#### EXCERPTED RECORDS
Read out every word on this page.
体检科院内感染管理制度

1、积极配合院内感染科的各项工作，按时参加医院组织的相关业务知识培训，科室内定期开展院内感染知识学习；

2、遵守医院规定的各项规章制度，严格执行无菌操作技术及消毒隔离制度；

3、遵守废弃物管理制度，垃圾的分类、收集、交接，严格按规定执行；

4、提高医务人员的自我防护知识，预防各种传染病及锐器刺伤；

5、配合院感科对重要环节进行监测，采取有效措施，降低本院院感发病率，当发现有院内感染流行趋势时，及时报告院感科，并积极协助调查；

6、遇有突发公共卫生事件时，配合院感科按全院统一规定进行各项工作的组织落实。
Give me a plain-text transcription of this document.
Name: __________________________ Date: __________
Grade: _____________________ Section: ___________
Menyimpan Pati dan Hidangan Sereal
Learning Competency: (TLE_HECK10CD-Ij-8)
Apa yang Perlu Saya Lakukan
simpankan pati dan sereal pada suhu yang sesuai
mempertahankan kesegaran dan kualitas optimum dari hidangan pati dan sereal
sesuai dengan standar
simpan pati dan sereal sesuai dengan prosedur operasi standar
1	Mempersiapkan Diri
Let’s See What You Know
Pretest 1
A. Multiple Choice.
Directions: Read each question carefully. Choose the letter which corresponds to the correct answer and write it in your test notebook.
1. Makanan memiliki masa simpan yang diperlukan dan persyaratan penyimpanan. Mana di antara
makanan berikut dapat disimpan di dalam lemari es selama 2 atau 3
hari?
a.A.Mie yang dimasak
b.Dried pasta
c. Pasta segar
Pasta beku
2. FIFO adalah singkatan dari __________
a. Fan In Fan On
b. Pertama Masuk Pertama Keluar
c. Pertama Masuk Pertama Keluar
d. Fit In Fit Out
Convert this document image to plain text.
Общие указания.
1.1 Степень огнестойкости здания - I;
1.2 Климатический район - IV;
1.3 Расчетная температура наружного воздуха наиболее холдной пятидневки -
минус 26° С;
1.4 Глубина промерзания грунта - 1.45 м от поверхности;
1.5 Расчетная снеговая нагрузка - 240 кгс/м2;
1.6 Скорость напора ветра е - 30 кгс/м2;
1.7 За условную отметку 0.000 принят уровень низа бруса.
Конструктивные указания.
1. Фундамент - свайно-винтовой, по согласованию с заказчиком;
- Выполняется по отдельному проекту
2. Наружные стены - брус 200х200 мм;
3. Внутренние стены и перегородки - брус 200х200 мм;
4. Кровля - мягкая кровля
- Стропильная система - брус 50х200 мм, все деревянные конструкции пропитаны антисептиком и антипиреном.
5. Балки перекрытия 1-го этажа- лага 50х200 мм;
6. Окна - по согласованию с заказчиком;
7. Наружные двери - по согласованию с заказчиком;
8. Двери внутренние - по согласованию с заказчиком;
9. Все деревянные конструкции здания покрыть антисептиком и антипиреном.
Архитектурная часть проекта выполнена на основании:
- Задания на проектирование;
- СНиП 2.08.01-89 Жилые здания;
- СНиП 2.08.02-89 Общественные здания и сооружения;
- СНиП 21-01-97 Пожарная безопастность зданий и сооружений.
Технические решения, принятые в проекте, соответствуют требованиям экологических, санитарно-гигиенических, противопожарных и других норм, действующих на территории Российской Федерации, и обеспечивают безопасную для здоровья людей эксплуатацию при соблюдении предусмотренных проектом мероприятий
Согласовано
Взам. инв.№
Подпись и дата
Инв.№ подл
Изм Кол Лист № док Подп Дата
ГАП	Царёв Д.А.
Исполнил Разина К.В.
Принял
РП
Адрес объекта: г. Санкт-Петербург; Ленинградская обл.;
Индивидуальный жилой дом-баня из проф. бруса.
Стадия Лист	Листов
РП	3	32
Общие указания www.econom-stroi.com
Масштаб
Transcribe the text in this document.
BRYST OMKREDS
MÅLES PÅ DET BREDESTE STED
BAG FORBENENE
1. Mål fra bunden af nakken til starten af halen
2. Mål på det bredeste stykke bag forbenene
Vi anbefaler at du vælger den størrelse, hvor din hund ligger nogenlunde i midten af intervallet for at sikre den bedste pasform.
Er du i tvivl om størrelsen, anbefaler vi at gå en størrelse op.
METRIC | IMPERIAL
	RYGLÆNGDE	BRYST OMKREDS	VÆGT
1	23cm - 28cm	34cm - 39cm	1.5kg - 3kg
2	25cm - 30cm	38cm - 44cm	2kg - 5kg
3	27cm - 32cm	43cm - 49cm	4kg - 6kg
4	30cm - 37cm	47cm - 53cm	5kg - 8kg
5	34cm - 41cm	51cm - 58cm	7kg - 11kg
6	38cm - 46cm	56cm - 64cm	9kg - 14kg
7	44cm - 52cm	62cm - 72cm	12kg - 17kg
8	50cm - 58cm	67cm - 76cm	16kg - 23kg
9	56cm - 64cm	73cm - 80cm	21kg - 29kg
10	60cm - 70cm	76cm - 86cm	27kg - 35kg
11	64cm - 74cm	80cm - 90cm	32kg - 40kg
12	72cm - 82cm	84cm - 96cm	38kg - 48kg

#### PROMPT
Find the line containing "Transcribe the text in this document.", then output it and every line after it to the end of the data, exactly.

#### EXERCISE RESPONSE
Transcribe the text in this document.
BRYST OMKREDS
MÅLES PÅ DET BREDESTE STED
BAG FORBENENE
1. Mål fra bunden af nakken til starten af halen
2. Mål på det bredeste stykke bag forbenene
Vi anbefaler at du vælger den størrelse, hvor din hund ligger nogenlunde i midten af intervallet for at sikre den bedste pasform.
Er du i tvivl om størrelsen, anbefaler vi at gå en størrelse op.
METRIC | IMPERIAL
	RYGLÆNGDE	BRYST OMKREDS	VÆGT
1	23cm - 28cm	34cm - 39cm	1.5kg - 3kg
2	25cm - 30cm	38cm - 44cm	2kg - 5kg
3	27cm - 32cm	43cm - 49cm	4kg - 6kg
4	30cm - 37cm	47cm - 53cm	5kg - 8kg
5	34cm - 41cm	51cm - 58cm	7kg - 11kg
6	38cm - 46cm	56cm - 64cm	9kg - 14kg
7	44cm - 52cm	62cm - 72cm	12kg - 17kg
8	50cm - 58cm	67cm - 76cm	16kg - 23kg
9	56cm - 64cm	73cm - 80cm	21kg - 29kg
10	60cm - 70cm	76cm - 86cm	27kg - 35kg
11	64cm - 74cm	80cm - 90cm	32kg - 40kg
12	72cm - 82cm	84cm - 96cm	38kg - 48kg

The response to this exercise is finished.